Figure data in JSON
********************

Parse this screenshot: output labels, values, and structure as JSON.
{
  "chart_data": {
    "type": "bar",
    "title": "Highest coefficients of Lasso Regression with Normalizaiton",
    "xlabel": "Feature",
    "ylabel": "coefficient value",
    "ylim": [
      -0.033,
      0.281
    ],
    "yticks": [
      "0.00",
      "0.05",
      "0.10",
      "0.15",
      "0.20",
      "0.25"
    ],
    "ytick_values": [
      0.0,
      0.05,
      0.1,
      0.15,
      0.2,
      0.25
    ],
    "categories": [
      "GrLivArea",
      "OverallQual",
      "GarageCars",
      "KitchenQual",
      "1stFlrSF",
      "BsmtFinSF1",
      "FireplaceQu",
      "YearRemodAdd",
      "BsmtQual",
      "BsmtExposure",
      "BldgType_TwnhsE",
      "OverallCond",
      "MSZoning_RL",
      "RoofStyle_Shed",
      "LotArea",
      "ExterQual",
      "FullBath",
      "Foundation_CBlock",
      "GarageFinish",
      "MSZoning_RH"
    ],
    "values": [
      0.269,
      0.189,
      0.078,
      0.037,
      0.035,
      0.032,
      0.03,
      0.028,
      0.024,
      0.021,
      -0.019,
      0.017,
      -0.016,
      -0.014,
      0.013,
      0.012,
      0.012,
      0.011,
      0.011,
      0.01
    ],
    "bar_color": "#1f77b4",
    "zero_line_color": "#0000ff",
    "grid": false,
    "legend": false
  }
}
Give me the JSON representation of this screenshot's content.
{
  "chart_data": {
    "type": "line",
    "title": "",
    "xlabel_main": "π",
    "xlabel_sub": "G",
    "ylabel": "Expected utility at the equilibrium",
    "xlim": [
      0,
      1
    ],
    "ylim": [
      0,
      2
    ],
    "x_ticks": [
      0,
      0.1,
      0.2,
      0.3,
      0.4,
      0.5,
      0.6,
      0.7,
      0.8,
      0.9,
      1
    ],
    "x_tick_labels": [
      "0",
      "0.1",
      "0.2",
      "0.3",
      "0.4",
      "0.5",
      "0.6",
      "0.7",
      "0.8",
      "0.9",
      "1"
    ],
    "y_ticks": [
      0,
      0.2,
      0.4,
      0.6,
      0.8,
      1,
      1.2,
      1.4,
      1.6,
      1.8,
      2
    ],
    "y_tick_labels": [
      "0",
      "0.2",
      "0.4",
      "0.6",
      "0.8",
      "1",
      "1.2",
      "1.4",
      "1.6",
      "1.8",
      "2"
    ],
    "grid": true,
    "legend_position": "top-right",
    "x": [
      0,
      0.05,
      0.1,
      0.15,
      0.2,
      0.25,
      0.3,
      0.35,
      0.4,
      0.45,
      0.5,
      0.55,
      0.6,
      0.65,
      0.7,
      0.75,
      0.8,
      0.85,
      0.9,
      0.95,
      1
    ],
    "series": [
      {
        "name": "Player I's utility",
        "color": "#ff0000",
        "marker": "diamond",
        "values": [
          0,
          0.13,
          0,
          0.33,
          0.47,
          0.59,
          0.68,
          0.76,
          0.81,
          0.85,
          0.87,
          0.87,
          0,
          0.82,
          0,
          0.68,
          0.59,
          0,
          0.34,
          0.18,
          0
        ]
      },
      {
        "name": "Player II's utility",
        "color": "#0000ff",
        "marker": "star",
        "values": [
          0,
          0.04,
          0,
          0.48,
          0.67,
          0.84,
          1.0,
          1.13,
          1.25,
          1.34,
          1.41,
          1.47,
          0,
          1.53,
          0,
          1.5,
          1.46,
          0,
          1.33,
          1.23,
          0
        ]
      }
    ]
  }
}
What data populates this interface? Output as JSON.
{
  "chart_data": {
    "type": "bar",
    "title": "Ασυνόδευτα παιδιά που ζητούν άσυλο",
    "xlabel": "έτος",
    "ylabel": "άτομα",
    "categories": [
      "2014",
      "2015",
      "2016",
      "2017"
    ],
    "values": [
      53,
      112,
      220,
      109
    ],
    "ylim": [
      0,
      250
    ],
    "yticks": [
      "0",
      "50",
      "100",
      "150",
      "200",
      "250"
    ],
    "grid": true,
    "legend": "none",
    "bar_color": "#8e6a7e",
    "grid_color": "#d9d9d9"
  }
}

********************

Exercise
Where a line holds the string "this", copy that line.

Solved problem
Parse this screenshot: output labels, values, and structure as JSON.
Give me the JSON representation of this screenshot's content.
What data populates this interface? Output as JSON.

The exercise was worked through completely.